_WHAT IS BEING ASKED_
Which rows contain the string "放车待终审"? Find them and copy each one in full. Case counts.

Element boundary records
>>>

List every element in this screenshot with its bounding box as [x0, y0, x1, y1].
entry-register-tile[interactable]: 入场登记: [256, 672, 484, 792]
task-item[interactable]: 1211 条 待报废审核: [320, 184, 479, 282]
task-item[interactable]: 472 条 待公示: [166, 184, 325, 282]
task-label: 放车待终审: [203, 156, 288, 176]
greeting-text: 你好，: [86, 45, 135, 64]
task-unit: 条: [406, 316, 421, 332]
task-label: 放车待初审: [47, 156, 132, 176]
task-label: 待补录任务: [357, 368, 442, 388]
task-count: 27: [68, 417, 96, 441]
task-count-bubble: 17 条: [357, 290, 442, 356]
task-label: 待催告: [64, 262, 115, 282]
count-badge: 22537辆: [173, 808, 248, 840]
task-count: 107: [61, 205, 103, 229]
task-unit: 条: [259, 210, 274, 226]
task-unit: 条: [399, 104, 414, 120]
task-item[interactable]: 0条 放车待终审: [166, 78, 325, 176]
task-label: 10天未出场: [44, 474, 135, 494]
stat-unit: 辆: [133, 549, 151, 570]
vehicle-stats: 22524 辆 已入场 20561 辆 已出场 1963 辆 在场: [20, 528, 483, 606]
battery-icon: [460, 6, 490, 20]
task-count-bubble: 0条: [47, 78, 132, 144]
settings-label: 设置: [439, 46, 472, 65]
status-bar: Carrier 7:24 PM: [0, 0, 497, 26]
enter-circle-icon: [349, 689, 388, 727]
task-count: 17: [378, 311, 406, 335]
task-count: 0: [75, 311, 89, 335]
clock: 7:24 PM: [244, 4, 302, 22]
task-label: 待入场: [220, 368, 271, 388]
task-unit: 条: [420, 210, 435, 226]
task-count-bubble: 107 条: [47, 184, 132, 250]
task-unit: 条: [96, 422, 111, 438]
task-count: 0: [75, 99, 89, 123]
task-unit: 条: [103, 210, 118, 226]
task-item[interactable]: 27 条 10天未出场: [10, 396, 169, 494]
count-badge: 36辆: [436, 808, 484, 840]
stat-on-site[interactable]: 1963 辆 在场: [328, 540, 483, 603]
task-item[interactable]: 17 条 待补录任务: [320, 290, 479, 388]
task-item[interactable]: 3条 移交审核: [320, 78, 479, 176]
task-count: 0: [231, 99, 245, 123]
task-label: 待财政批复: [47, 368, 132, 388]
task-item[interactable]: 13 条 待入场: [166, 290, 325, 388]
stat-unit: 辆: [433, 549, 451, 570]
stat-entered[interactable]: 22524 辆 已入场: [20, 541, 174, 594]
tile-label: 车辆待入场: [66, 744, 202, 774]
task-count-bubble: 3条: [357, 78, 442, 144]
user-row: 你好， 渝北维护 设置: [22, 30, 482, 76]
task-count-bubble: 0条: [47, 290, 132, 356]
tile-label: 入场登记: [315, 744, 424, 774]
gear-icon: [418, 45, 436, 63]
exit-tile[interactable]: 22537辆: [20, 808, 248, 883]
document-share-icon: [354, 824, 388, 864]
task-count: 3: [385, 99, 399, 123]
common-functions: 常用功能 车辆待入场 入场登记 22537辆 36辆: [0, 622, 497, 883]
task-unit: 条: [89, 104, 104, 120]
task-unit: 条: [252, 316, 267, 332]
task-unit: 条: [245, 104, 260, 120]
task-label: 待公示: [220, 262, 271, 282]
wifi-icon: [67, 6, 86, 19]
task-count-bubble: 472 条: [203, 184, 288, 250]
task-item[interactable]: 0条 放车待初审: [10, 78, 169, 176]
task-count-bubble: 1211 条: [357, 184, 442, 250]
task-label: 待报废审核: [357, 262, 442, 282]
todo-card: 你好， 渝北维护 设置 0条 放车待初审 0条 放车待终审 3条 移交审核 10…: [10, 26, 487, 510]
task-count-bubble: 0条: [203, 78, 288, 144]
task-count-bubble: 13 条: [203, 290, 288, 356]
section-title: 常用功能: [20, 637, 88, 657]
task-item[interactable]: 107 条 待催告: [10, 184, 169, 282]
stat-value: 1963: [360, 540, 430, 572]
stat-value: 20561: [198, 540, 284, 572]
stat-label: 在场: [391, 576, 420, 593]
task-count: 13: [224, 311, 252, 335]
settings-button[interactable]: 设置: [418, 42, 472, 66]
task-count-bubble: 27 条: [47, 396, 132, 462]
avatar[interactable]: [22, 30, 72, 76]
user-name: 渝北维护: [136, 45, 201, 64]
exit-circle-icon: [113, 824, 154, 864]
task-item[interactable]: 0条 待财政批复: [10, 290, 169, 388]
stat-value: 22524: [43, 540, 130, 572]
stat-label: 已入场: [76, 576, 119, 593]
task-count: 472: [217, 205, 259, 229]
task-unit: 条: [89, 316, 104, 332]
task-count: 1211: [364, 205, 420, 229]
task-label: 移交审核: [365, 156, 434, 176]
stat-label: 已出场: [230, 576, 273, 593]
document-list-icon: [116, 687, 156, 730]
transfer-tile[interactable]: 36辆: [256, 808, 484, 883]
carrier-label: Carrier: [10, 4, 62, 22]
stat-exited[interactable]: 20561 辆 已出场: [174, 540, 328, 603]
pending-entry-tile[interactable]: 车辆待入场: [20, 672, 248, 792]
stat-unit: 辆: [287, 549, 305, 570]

<<<

_TASK SOLUTION_
task-label: 放车待终审: [203, 156, 288, 176]
task-item[interactable]: 0条 放车待终审: [166, 78, 325, 176]
todo-card: 你好， 渝北维护 设置 0条 放车待初审 0条 放车待终审 3条 移交审核 10…: [10, 26, 487, 510]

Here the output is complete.